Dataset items
——

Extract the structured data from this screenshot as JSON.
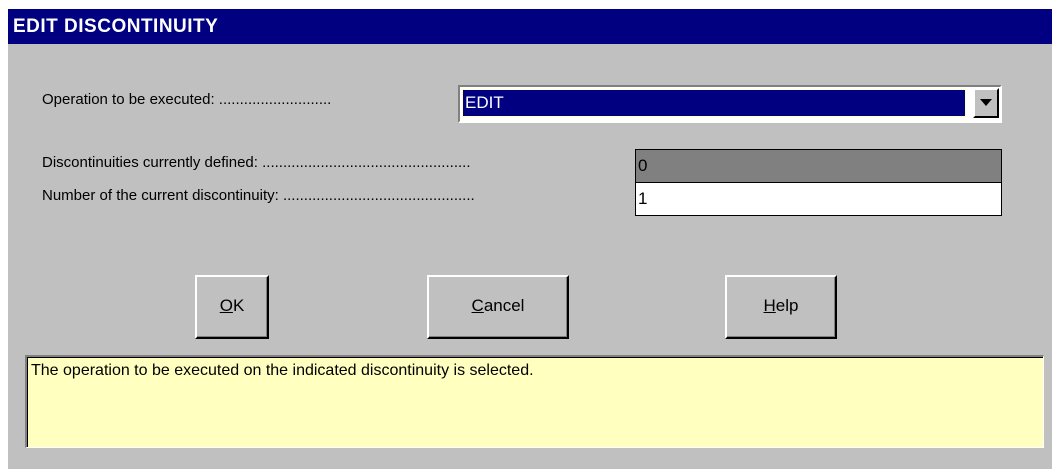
{
  "window": {
    "title": "EDIT DISCONTINUITY"
  },
  "form": {
    "operation": {
      "label": "Operation to be executed: ",
      "dots": "...........................",
      "value": "EDIT"
    },
    "defined": {
      "label": "Discontinuities currently defined: ",
      "dots": "..................................................",
      "value": "0"
    },
    "current": {
      "label": "Number of the current discontinuity: ",
      "dots": "..............................................",
      "value": "1"
    }
  },
  "buttons": {
    "ok": {
      "accel": "O",
      "rest": "K"
    },
    "cancel": {
      "accel": "C",
      "rest": "ancel"
    },
    "help": {
      "accel": "H",
      "rest": "elp"
    }
  },
  "status": {
    "text": "The operation to be executed on the indicated discontinuity is selected."
  },
  "colors": {
    "titlebar": "#000080",
    "dialog": "#c0c0c0",
    "status_bg": "#ffffc0",
    "selected_bg": "#000080",
    "readonly_bg": "#808080"
  }
}
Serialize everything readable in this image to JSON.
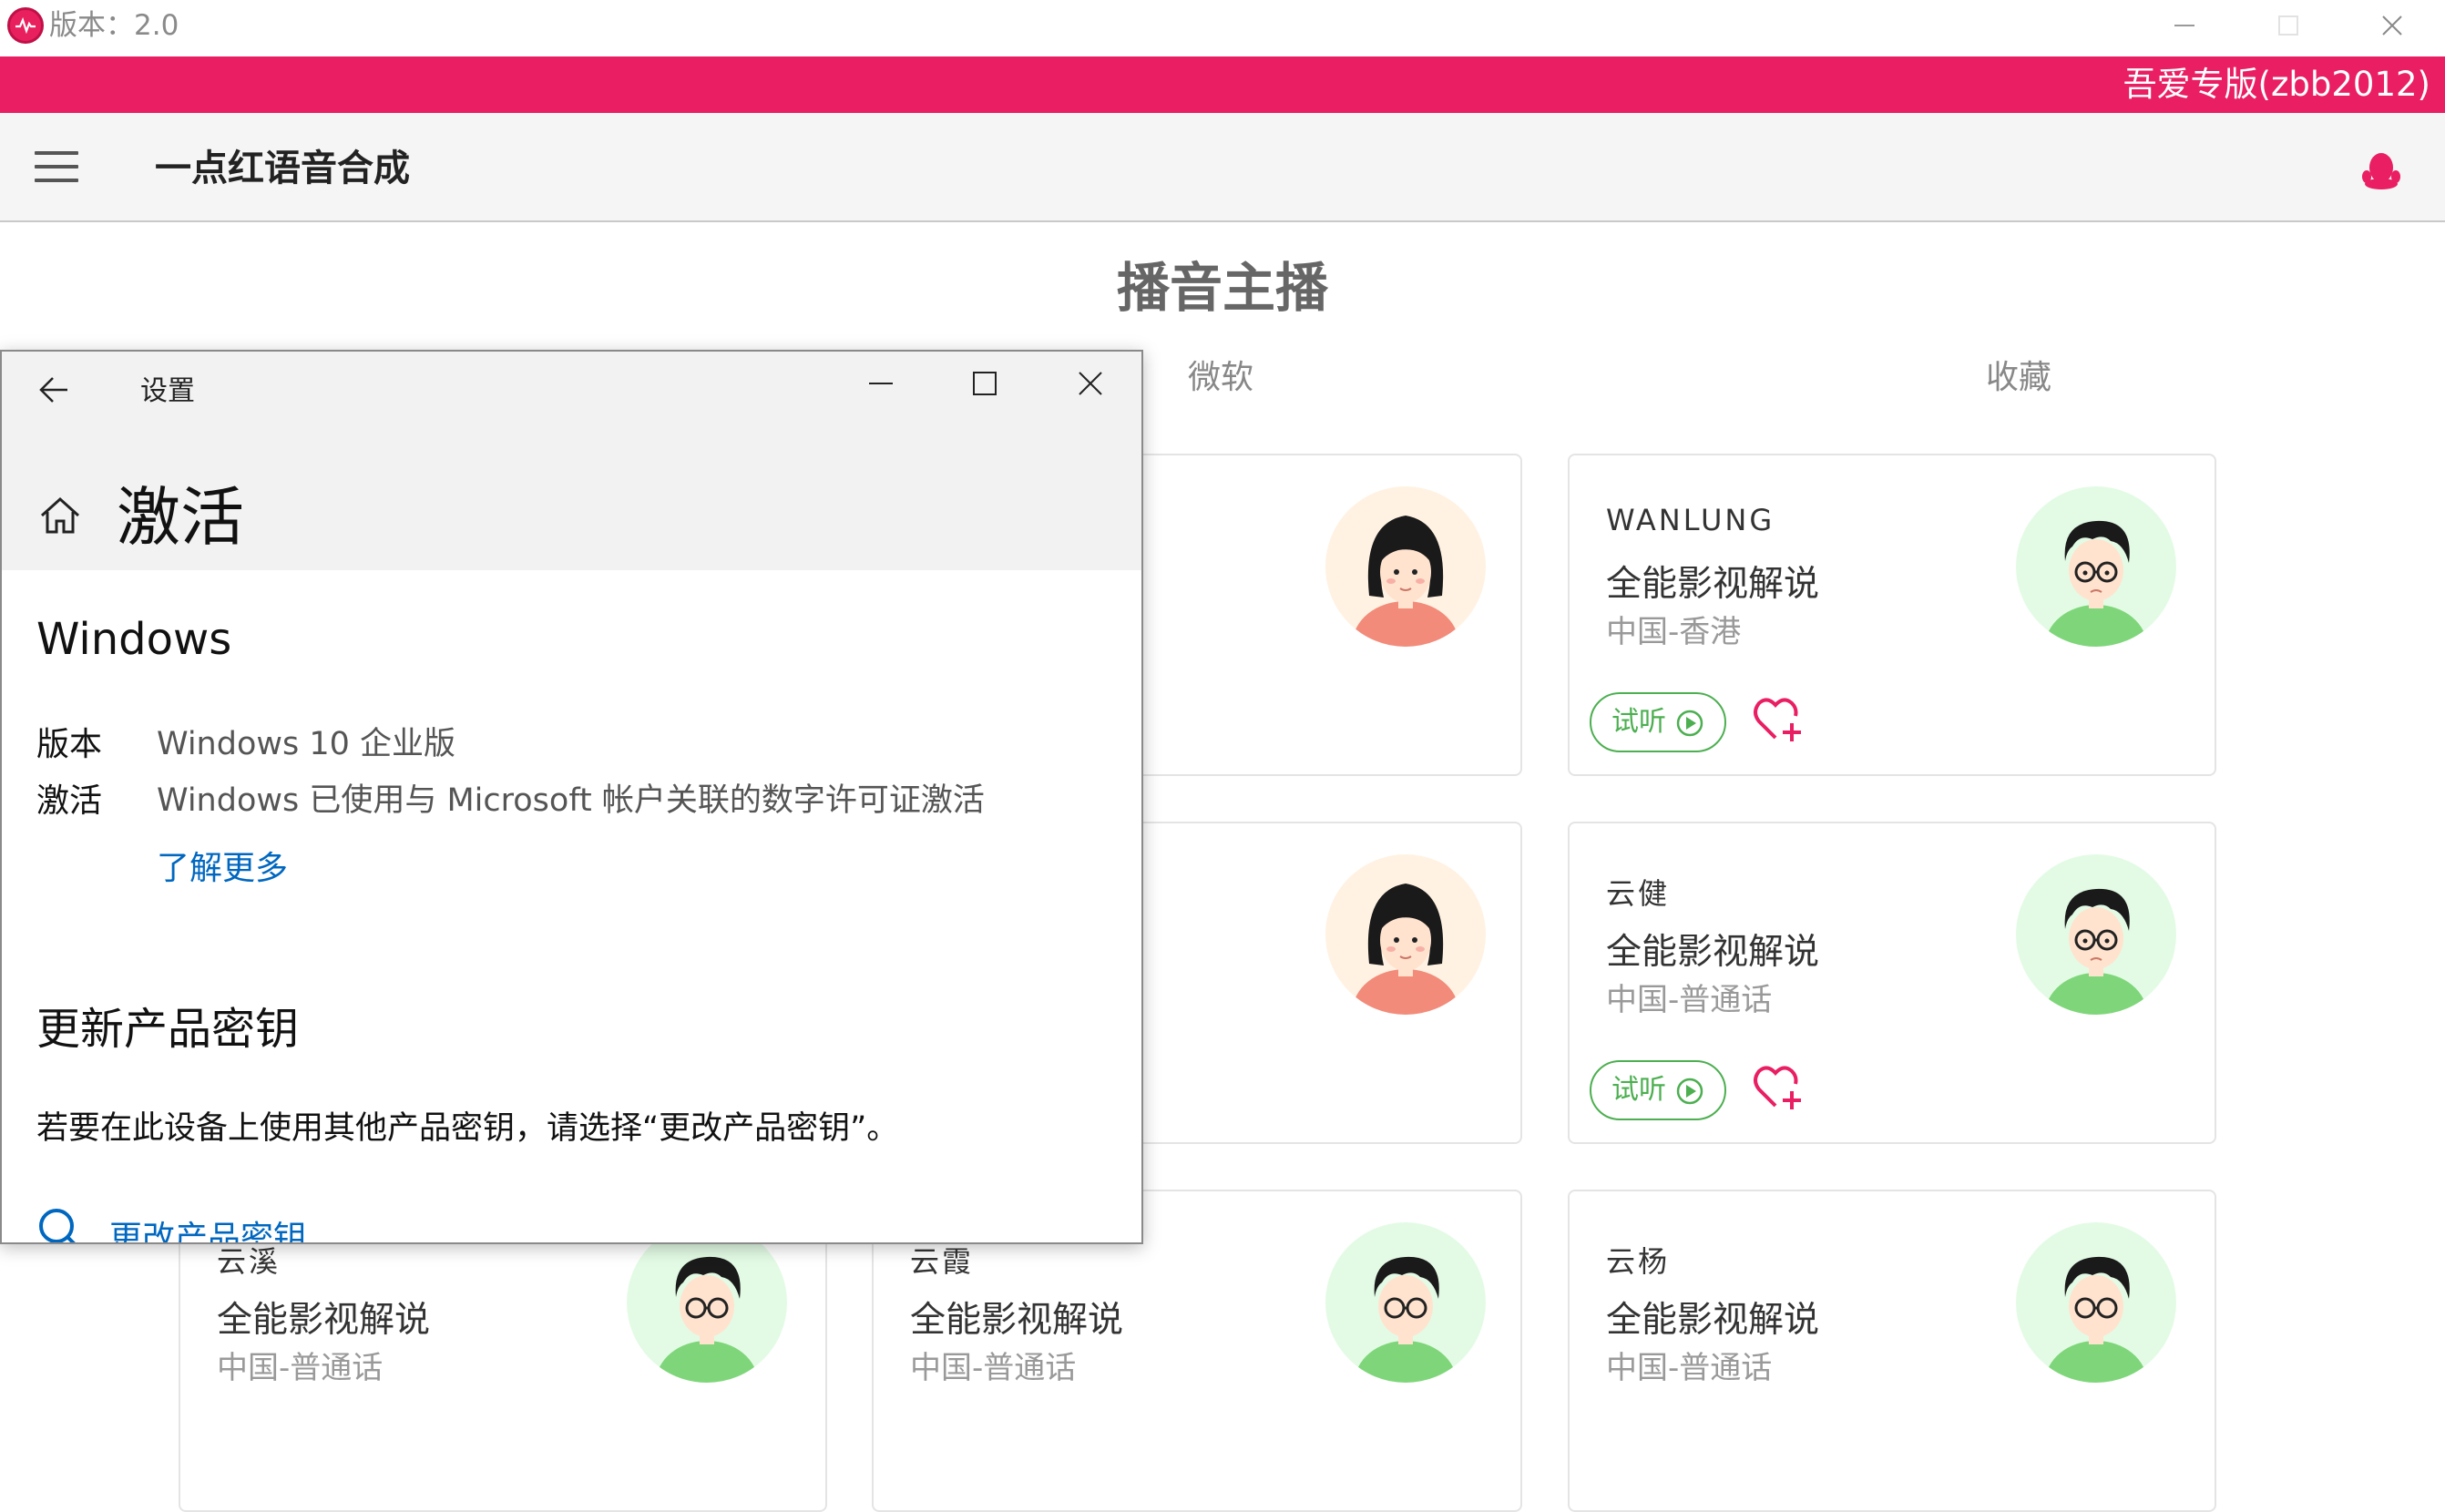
{
  "window": {
    "title": "版本：2.0",
    "banner_text": "吾爱专版(zbb2012)"
  },
  "toolbar": {
    "app_name": "一点红语音合成"
  },
  "main": {
    "page_title": "播音主播",
    "tabs": [
      {
        "label": "微软"
      },
      {
        "label": "收藏"
      }
    ],
    "cards": [
      {
        "name": "WANLUNG",
        "desc": "全能影视解说",
        "region": "中国-香港",
        "listen_label": "试听",
        "avatar": "male"
      },
      {
        "name": "云健",
        "desc": "全能影视解说",
        "region": "中国-普通话",
        "listen_label": "试听",
        "avatar": "male"
      },
      {
        "name": "云溪",
        "desc": "全能影视解说",
        "region": "中国-普通话",
        "avatar": "male"
      },
      {
        "name": "云霞",
        "desc": "全能影视解说",
        "region": "中国-普通话",
        "avatar": "male"
      },
      {
        "name": "云杨",
        "desc": "全能影视解说",
        "region": "中国-普通话",
        "avatar": "male"
      }
    ]
  },
  "settings": {
    "title": "设置",
    "page_heading": "激活",
    "section_windows": "Windows",
    "edition_label": "版本",
    "edition_value": "Windows 10 企业版",
    "activation_label": "激活",
    "activation_value": "Windows 已使用与 Microsoft 帐户关联的数字许可证激活",
    "learn_more": "了解更多",
    "section_key": "更新产品密钥",
    "key_text": "若要在此设备上使用其他产品密钥，请选择“更改产品密钥”。",
    "change_key_link": "更改产品密钥"
  },
  "colors": {
    "brand_pink": "#e91e63",
    "listen_green": "#4caf50",
    "link_blue": "#0067c0"
  },
  "icons": [
    "app-logo-icon",
    "minimize-icon",
    "maximize-icon",
    "close-icon",
    "hamburger-menu-icon",
    "qq-penguin-icon",
    "back-arrow-icon",
    "home-icon",
    "play-circle-icon",
    "favorite-add-icon",
    "search-key-icon"
  ]
}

——

*The request*
Work out how many lines of the listing above include the word "更改产品密钥". Report only the number.

*Expected output*
2